--- begin ---

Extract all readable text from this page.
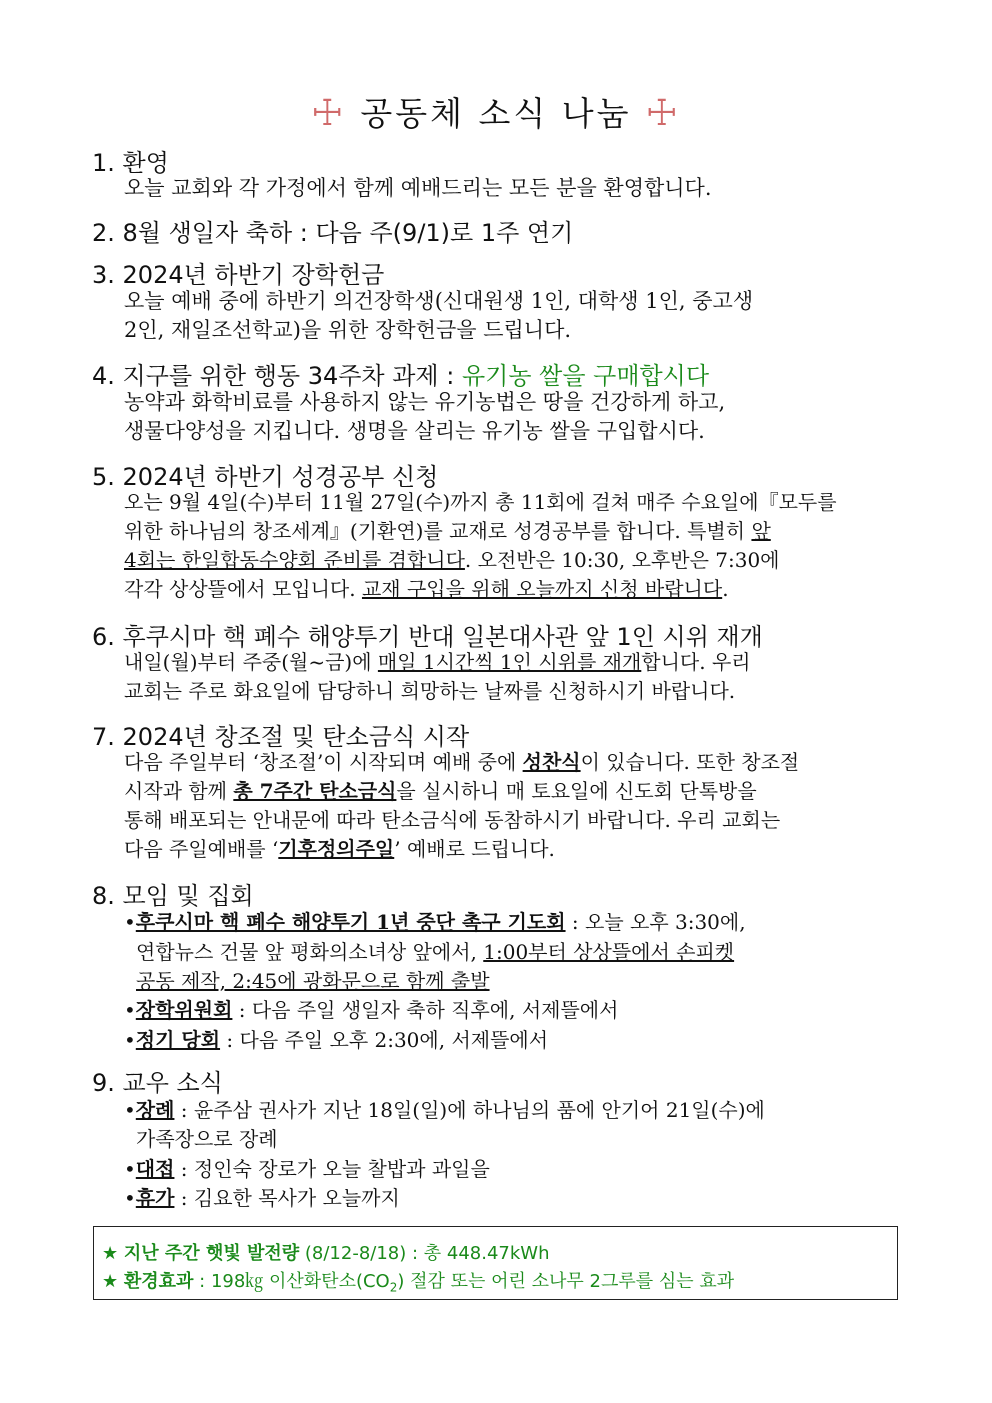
☩ 공동체 소식 나눔 ☩
1. 환영
오늘 교회와 각 가정에서 함께 예배드리는 모든 분을 환영합니다.
2. 8월 생일자 축하 : 다음 주(9/1)로 1주 연기
3. 2024년 하반기 장학헌금
오늘 예배 중에 하반기 의건장학생(신대원생 1인, 대학생 1인, 중고생
2인, 재일조선학교)을 위한 장학헌금을 드립니다.
4. 지구를 위한 행동 34주차 과제 : 유기농 쌀을 구매합시다
농약과 화학비료를 사용하지 않는 유기농법은 땅을 건강하게 하고,
생물다양성을 지킵니다. 생명을 살리는 유기농 쌀을 구입합시다.
5. 2024년 하반기 성경공부 신청
오는 9월 4일(수)부터 11월 27일(수)까지 총 11회에 걸쳐 매주 수요일에『모두를
위한 하나님의 창조세계』(기환연)를 교재로 성경공부를 합니다. 특별히 앞
4회는 한일합동수양회 준비를 겸합니다. 오전반은 10:30, 오후반은 7:30에
각각 상상뜰에서 모입니다. 교재 구입을 위해 오늘까지 신청 바랍니다.
6. 후쿠시마 핵 폐수 해양투기 반대 일본대사관 앞 1인 시위 재개
내일(월)부터 주중(월~금)에 매일 1시간씩 1인 시위를 재개합니다. 우리
교회는 주로 화요일에 담당하니 희망하는 날짜를 신청하시기 바랍니다.
7. 2024년 창조절 및 탄소금식 시작
다음 주일부터 ‘창조절’이 시작되며 예배 중에 성찬식이 있습니다. 또한 창조절
시작과 함께 총 7주간 탄소금식을 실시하니 매 토요일에 신도회 단톡방을
통해 배포되는 안내문에 따라 탄소금식에 동참하시기 바랍니다. 우리 교회는
다음 주일예배를 ‘기후정의주일’ 예배로 드립니다.
8. 모임 및 집회
•후쿠시마 핵 폐수 해양투기 1년 중단 촉구 기도회 : 오늘 오후 3:30에,
연합뉴스 건물 앞 평화의소녀상 앞에서, 1:00부터 상상뜰에서 손피켓
공동 제작, 2:45에 광화문으로 함께 출발
•장학위원회 : 다음 주일 생일자 축하 직후에, 서제뜰에서
•정기 당회 : 다음 주일 오후 2:30에, 서제뜰에서
9. 교우 소식
•장례 : 윤주삼 권사가 지난 18일(일)에 하나님의 품에 안기어 21일(수)에
가족장으로 장례
•대접 : 정인숙 장로가 오늘 찰밥과 과일을
•휴가 : 김요한 목사가 오늘까지
★ 지난 주간 햇빛 발전량 (8/12-8/18) : 총 448.47kWh
★ 환경효과 : 198㎏ 이산화탄소$(CO_2)$ 절감 또는 어린 소나무 2그루를 심는 효과
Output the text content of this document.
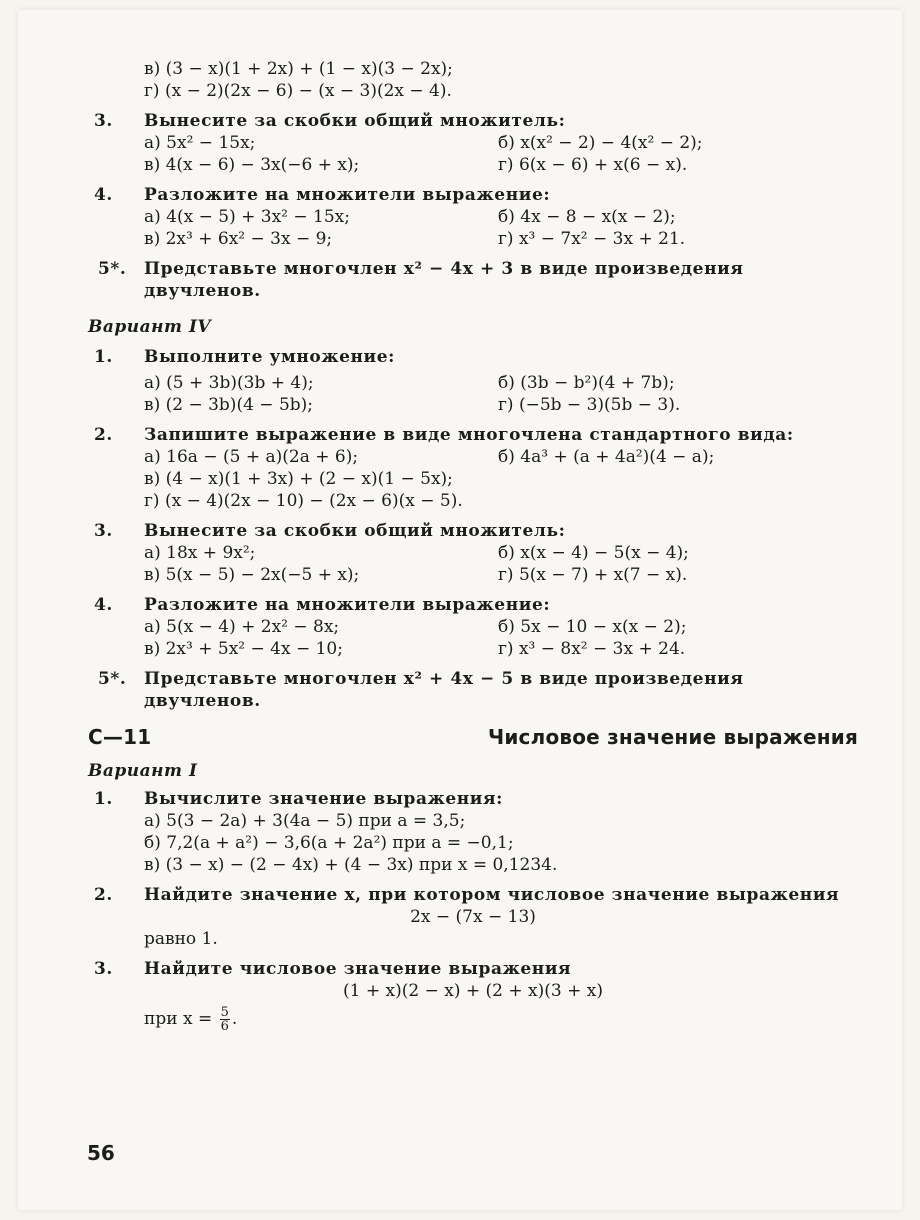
в) (3 − x)(1 + 2x) + (1 − x)(3 − 2x);
г) (x − 2)(2x − 6) − (x − 3)(2x − 4).
3. Вынесите за скобки общий множитель:
а) 5x² − 15x;	б) x(x² − 2) − 4(x² − 2);
в) 4(x − 6) − 3x(−6 + x);	г) 6(x − 6) + x(6 − x).
4. Разложите на множители выражение:
а) 4(x − 5) + 3x² − 15x;	б) 4x − 8 − x(x − 2);
в) 2x³ + 6x² − 3x − 9;	г) x³ − 7x² − 3x + 21.
5*. Представьте многочлен x² − 4x + 3 в виде произведения двучленов.
Вариант IV
1. Выполните умножение:
а) (5 + 3b)(3b + 4);	б) (3b − b²)(4 + 7b);
в) (2 − 3b)(4 − 5b);	г) (−5b − 3)(5b − 3).
2. Запишите выражение в виде многочлена стандартного вида:
а) 16a − (5 + a)(2a + 6);	б) 4a³ + (a + 4a²)(4 − a);
в) (4 − x)(1 + 3x) + (2 − x)(1 − 5x);
г) (x − 4)(2x − 10) − (2x − 6)(x − 5).
3. Вынесите за скобки общий множитель:
а) 18x + 9x²;	б) x(x − 4) − 5(x − 4);
в) 5(x − 5) − 2x(−5 + x);	г) 5(x − 7) + x(7 − x).
4. Разложите на множители выражение:
а) 5(x − 4) + 2x² − 8x;	б) 5x − 10 − x(x − 2);
в) 2x³ + 5x² − 4x − 10;	г) x³ − 8x² − 3x + 24.
5*. Представьте многочлен x² + 4x − 5 в виде произведения двучленов.
С—11	Числовое значение выражения
Вариант I
1. Вычислите значение выражения:
а) 5(3 − 2a) + 3(4a − 5) при a = 3,5;
б) 7,2(a + a²) − 3,6(a + 2a²) при a = −0,1;
в) (3 − x) − (2 − 4x) + (4 − 3x) при x = 0,1234.
2. Найдите значение x, при котором числовое значение выражения
2x − (7x − 13)
равно 1.
3. Найдите числовое значение выражения
(1 + x)(2 − x) + (2 + x)(3 + x)
при $x = \frac{5}{6}$ .
56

--- end ---

Written task: Return every line from the records above that holds the word "드립니다".

The solution:
2인, 재일조선학교)을 위한 장학헌금을 드립니다.
다음 주일예배를 ‘기후정의주일’ 예배로 드립니다.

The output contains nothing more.